# Instructions for the task
All entries below need to be written out exactly, but without their pictures.

# Records supplied
————

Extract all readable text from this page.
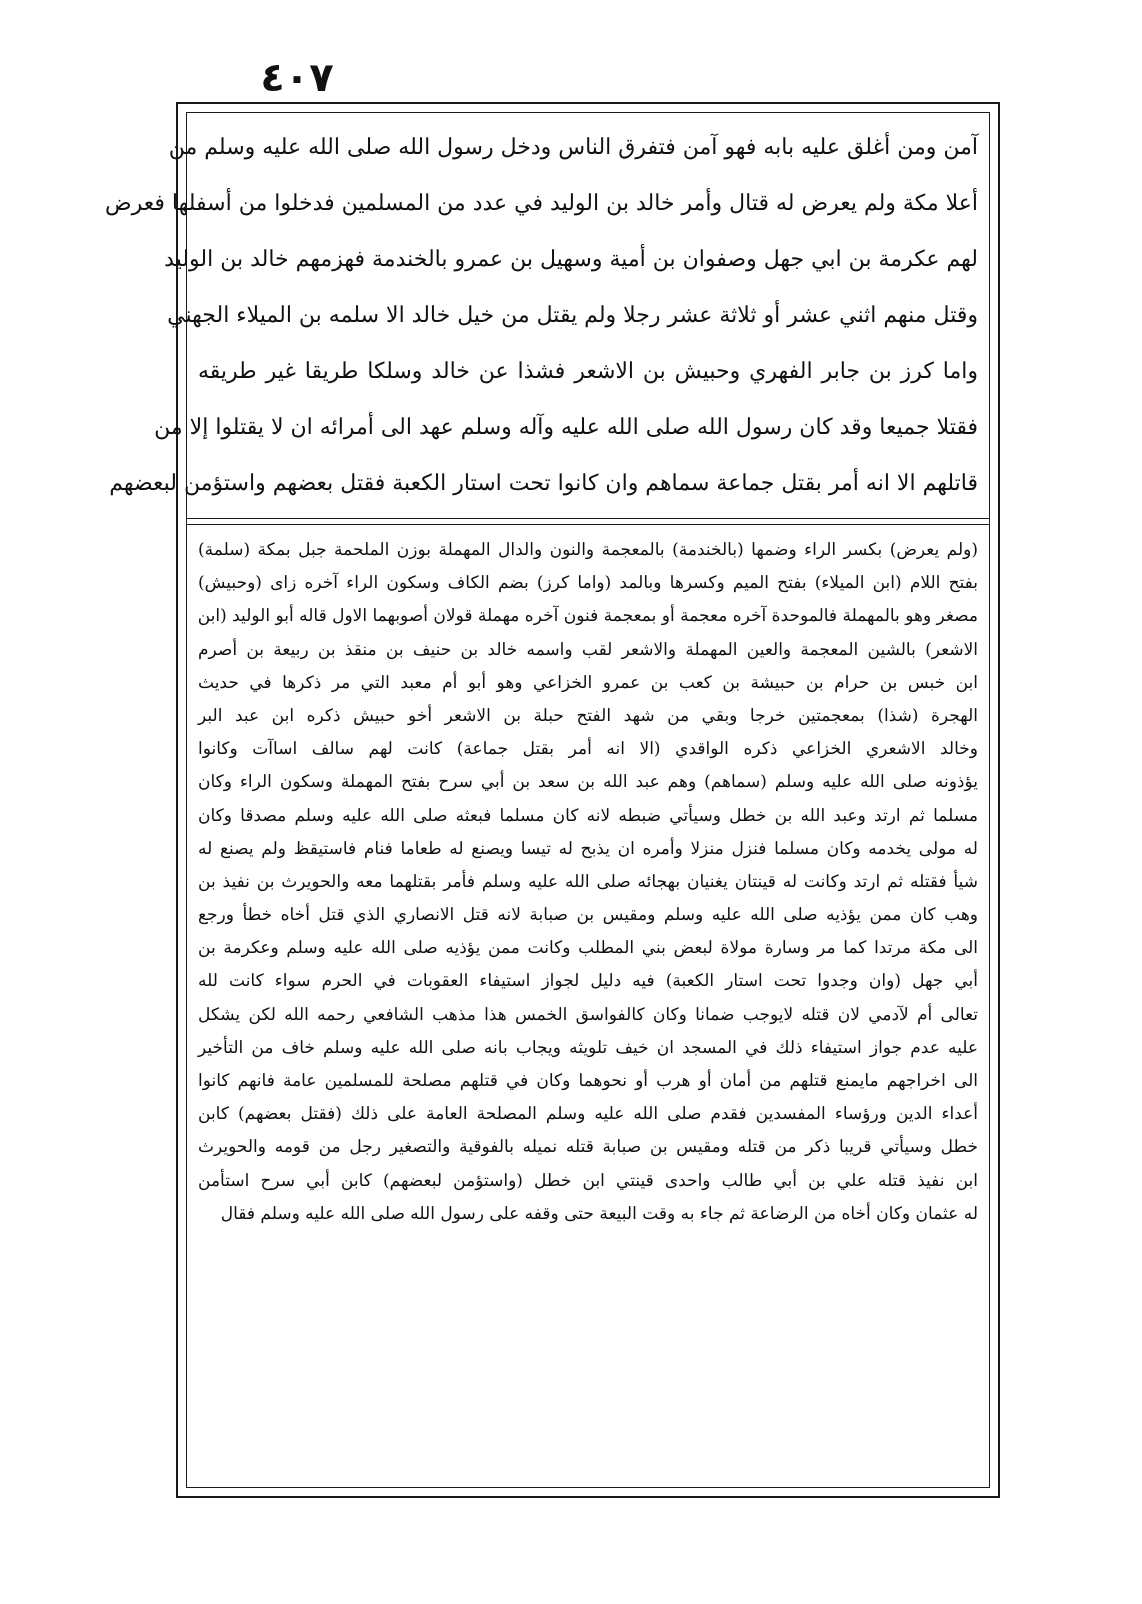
٤٠٧
آمن ومن أغلق عليه بابه فهو آمن فتفرق الناس ودخل رسول الله صلى الله عليه وسلم من
أعلا مكة ولم يعرض له قتال وأمر خالد بن الوليد في عدد من المسلمين فدخلوا من أسفلها فعرض
لهم عكرمة بن ابي جهل وصفوان بن أمية وسهيل بن عمرو بالخندمة فهزمهم خالد بن الوليد
وقتل منهم اثني عشر أو ثلاثة عشر رجلا ولم يقتل من خيل خالد الا سلمه بن الميلاء الجهني
واما كرز بن جابر الفهري وحبيش بن الاشعر فشذا عن خالد وسلكا طريقا غير طريقه
فقتلا جميعا وقد كان رسول الله صلى الله عليه وآله وسلم عهد الى أمرائه ان لا يقتلوا إلا من
قاتلهم الا انه أمر بقتل جماعة سماهم وان كانوا تحت استار الكعبة فقتل بعضهم واستؤمن لبعضهم
(ولم يعرض) بكسر الراء وضمها (بالخندمة) بالمعجمة والنون والدال المهملة بوزن الملحمة جبل بمكة (سلمة)
بفتح اللام (ابن الميلاء) بفتح الميم وكسرها وبالمد (واما كرز) بضم الكاف وسكون الراء آخره زاى (وحبيش)
مصغر وهو بالمهملة فالموحدة آخره معجمة أو بمعجمة فنون آخره مهملة قولان أصوبهما الاول قاله أبو الوليد (ابن
الاشعر) بالشين المعجمة والعين المهملة والاشعر لقب واسمه خالد بن حنيف بن منقذ بن ربيعة بن أصرم
ابن خبس بن حرام بن حبيشة بن كعب بن عمرو الخزاعي وهو أبو أم معبد التي مر ذكرها في حديث
الهجرة (شذا) بمعجمتين خرجا وبقي من شهد الفتح حبلة بن الاشعر أخو حبيش ذكره ابن عبد البر
وخالد الاشعري الخزاعي ذكره الواقدي (الا انه أمر بقتل جماعة) كانت لهم سالف اساآت وكانوا
يؤذونه صلى الله عليه وسلم (سماهم) وهم عبد الله بن سعد بن أبي سرح بفتح المهملة وسكون الراء وكان
مسلما ثم ارتد وعبد الله بن خطل وسيأتي ضبطه لانه كان مسلما فبعثه صلى الله عليه وسلم مصدقا وكان
له مولى يخدمه وكان مسلما فنزل منزلا وأمره ان يذبح له تيسا ويصنع له طعاما فنام فاستيقظ ولم يصنع له
شيأ فقتله ثم ارتد وكانت له قينتان يغنيان بهجائه صلى الله عليه وسلم فأمر بقتلهما معه والحويرث بن نفيذ بن
وهب كان ممن يؤذيه صلى الله عليه وسلم ومقيس بن صبابة لانه قتل الانصاري الذي قتل أخاه خطأ ورجع
الى مكة مرتدا كما مر وسارة مولاة لبعض بني المطلب وكانت ممن يؤذيه صلى الله عليه وسلم وعكرمة بن
أبي جهل (وان وجدوا تحت استار الكعبة) فيه دليل لجواز استيفاء العقوبات في الحرم سواء كانت لله
تعالى أم لآدمي لان قتله لايوجب ضمانا وكان كالفواسق الخمس هذا مذهب الشافعي رحمه الله لكن يشكل
عليه عدم جواز استيفاء ذلك في المسجد ان خيف تلويثه ويجاب بانه صلى الله عليه وسلم خاف من التأخير
الى اخراجهم مايمنع قتلهم من أمان أو هرب أو نحوهما وكان في قتلهم مصلحة للمسلمين عامة فانهم كانوا
أعداء الدين ورؤساء المفسدين فقدم صلى الله عليه وسلم المصلحة العامة على ذلك (فقتل بعضهم) كابن
خطل وسيأتي قريبا ذكر من قتله ومقيس بن صبابة قتله نميله بالفوقية والتصغير رجل من قومه والحويرث
ابن نفيذ قتله علي بن أبي طالب واحدى قينتي ابن خطل (واستؤمن لبعضهم) كابن أبي سرح استأمن
له عثمان وكان أخاه من الرضاعة ثم جاء به وقت البيعة حتى وقفه على رسول الله صلى الله عليه وسلم فقال
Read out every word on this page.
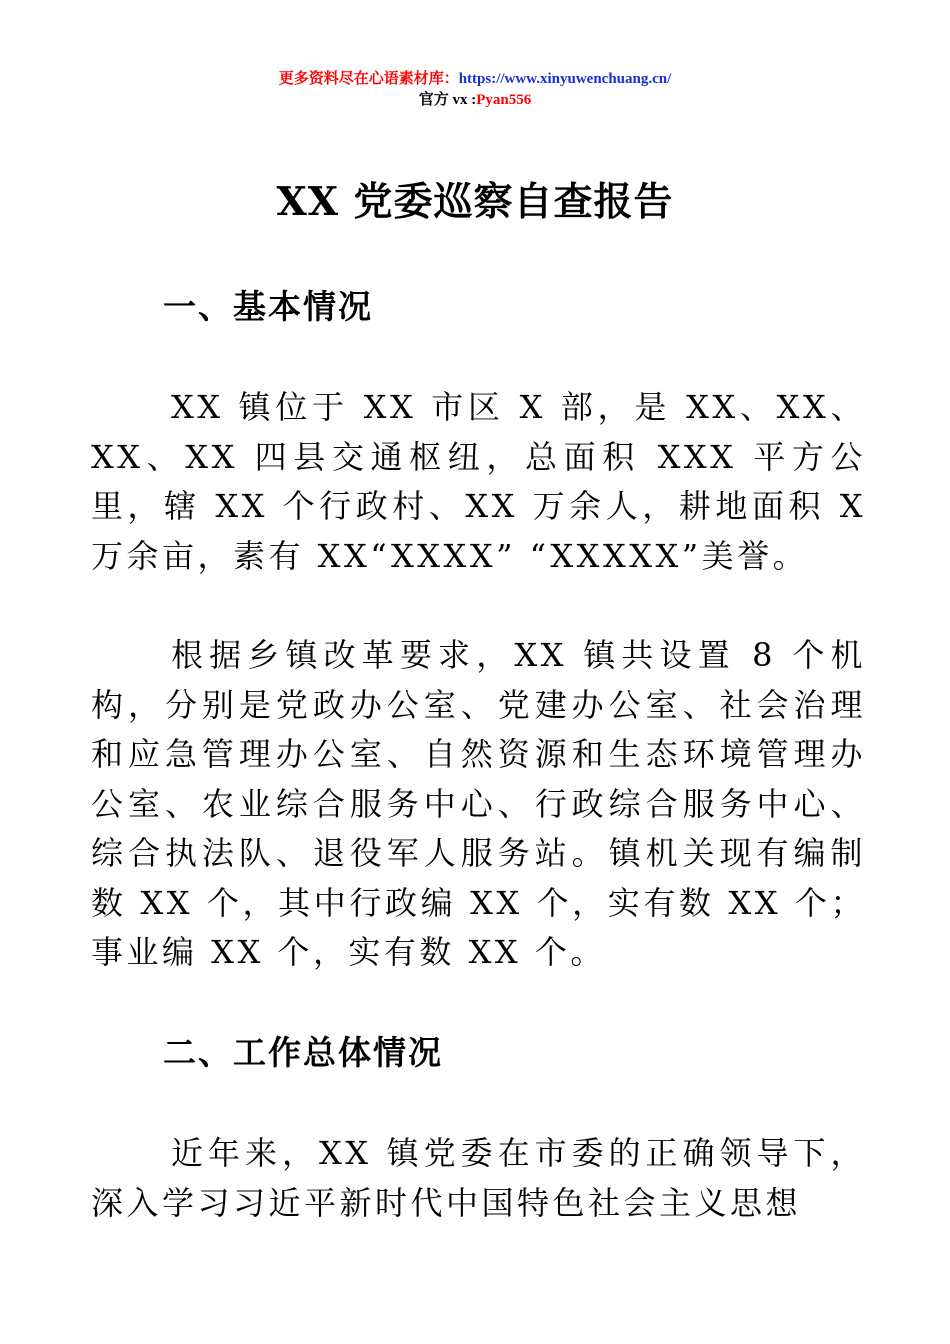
更多资料尽在心语素材库：https://www.xinyuwenchuang.cn/
官方 vx :Pyan556
XX 党委巡察自查报告
一、基本情况

XX 镇位于 XX 市区 X 部，是 XX、XX、XX、XX 四县交通枢纽，总面积 XXX 平方公里，辖 XX 个行政村、XX 万余人，耕地面积 X 万余亩，素有 XX“XXXX” “XXXXX”美誉。

根据乡镇改革要求，XX 镇共设置 8 个机构，分别是党政办公室、党建办公室、社会治理和应急管理办公室、自然资源和生态环境管理办公室、农业综合服务中心、行政综合服务中心、综合执法队、退役军人服务站。镇机关现有编制数 XX 个，其中行政编 XX 个，实有数 XX 个；事业编 XX 个，实有数 XX 个。

二、工作总体情况

近年来，XX 镇党委在市委的正确领导下，深入学习习近平新时代中国特色社会主义思想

————

# Exercise solution
Extract all readable text from this page.
٤٠٧
آمن ومن أغلق عليه بابه فهو آمن فتفرق الناس ودخل رسول الله صلى الله عليه وسلم من
أعلا مكة ولم يعرض له قتال وأمر خالد بن الوليد في عدد من المسلمين فدخلوا من أسفلها فعرض
لهم عكرمة بن ابي جهل وصفوان بن أمية وسهيل بن عمرو بالخندمة فهزمهم خالد بن الوليد
وقتل منهم اثني عشر أو ثلاثة عشر رجلا ولم يقتل من خيل خالد الا سلمه بن الميلاء الجهني
واما كرز بن جابر الفهري وحبيش بن الاشعر فشذا عن خالد وسلكا طريقا غير طريقه
فقتلا جميعا وقد كان رسول الله صلى الله عليه وآله وسلم عهد الى أمرائه ان لا يقتلوا إلا من
قاتلهم الا انه أمر بقتل جماعة سماهم وان كانوا تحت استار الكعبة فقتل بعضهم واستؤمن لبعضهم
(ولم يعرض) بكسر الراء وضمها (بالخندمة) بالمعجمة والنون والدال المهملة بوزن الملحمة جبل بمكة (سلمة)
بفتح اللام (ابن الميلاء) بفتح الميم وكسرها وبالمد (واما كرز) بضم الكاف وسكون الراء آخره زاى (وحبيش)
مصغر وهو بالمهملة فالموحدة آخره معجمة أو بمعجمة فنون آخره مهملة قولان أصوبهما الاول قاله أبو الوليد (ابن
الاشعر) بالشين المعجمة والعين المهملة والاشعر لقب واسمه خالد بن حنيف بن منقذ بن ربيعة بن أصرم
ابن خبس بن حرام بن حبيشة بن كعب بن عمرو الخزاعي وهو أبو أم معبد التي مر ذكرها في حديث
الهجرة (شذا) بمعجمتين خرجا وبقي من شهد الفتح حبلة بن الاشعر أخو حبيش ذكره ابن عبد البر
وخالد الاشعري الخزاعي ذكره الواقدي (الا انه أمر بقتل جماعة) كانت لهم سالف اساآت وكانوا
يؤذونه صلى الله عليه وسلم (سماهم) وهم عبد الله بن سعد بن أبي سرح بفتح المهملة وسكون الراء وكان
مسلما ثم ارتد وعبد الله بن خطل وسيأتي ضبطه لانه كان مسلما فبعثه صلى الله عليه وسلم مصدقا وكان
له مولى يخدمه وكان مسلما فنزل منزلا وأمره ان يذبح له تيسا ويصنع له طعاما فنام فاستيقظ ولم يصنع له
شيأ فقتله ثم ارتد وكانت له قينتان يغنيان بهجائه صلى الله عليه وسلم فأمر بقتلهما معه والحويرث بن نفيذ بن
وهب كان ممن يؤذيه صلى الله عليه وسلم ومقيس بن صبابة لانه قتل الانصاري الذي قتل أخاه خطأ ورجع
الى مكة مرتدا كما مر وسارة مولاة لبعض بني المطلب وكانت ممن يؤذيه صلى الله عليه وسلم وعكرمة بن
أبي جهل (وان وجدوا تحت استار الكعبة) فيه دليل لجواز استيفاء العقوبات في الحرم سواء كانت لله
تعالى أم لآدمي لان قتله لايوجب ضمانا وكان كالفواسق الخمس هذا مذهب الشافعي رحمه الله لكن يشكل
عليه عدم جواز استيفاء ذلك في المسجد ان خيف تلويثه ويجاب بانه صلى الله عليه وسلم خاف من التأخير
الى اخراجهم مايمنع قتلهم من أمان أو هرب أو نحوهما وكان في قتلهم مصلحة للمسلمين عامة فانهم كانوا
أعداء الدين ورؤساء المفسدين فقدم صلى الله عليه وسلم المصلحة العامة على ذلك (فقتل بعضهم) كابن
خطل وسيأتي قريبا ذكر من قتله ومقيس بن صبابة قتله نميله بالفوقية والتصغير رجل من قومه والحويرث
ابن نفيذ قتله علي بن أبي طالب واحدى قينتي ابن خطل (واستؤمن لبعضهم) كابن أبي سرح استأمن
له عثمان وكان أخاه من الرضاعة ثم جاء به وقت البيعة حتى وقفه على رسول الله صلى الله عليه وسلم فقال
Read out every word on this page.
更多资料尽在心语素材库：https://www.xinyuwenchuang.cn/
官方 vx :Pyan556
XX 党委巡察自查报告
一、基本情况

XX 镇位于 XX 市区 X 部，是 XX、XX、XX、XX 四县交通枢纽，总面积 XXX 平方公里，辖 XX 个行政村、XX 万余人，耕地面积 X 万余亩，素有 XX“XXXX” “XXXXX”美誉。

根据乡镇改革要求，XX 镇共设置 8 个机构，分别是党政办公室、党建办公室、社会治理和应急管理办公室、自然资源和生态环境管理办公室、农业综合服务中心、行政综合服务中心、综合执法队、退役军人服务站。镇机关现有编制数 XX 个，其中行政编 XX 个，实有数 XX 个；事业编 XX 个，实有数 XX 个。

二、工作总体情况

近年来，XX 镇党委在市委的正确领导下，深入学习习近平新时代中国特色社会主义思想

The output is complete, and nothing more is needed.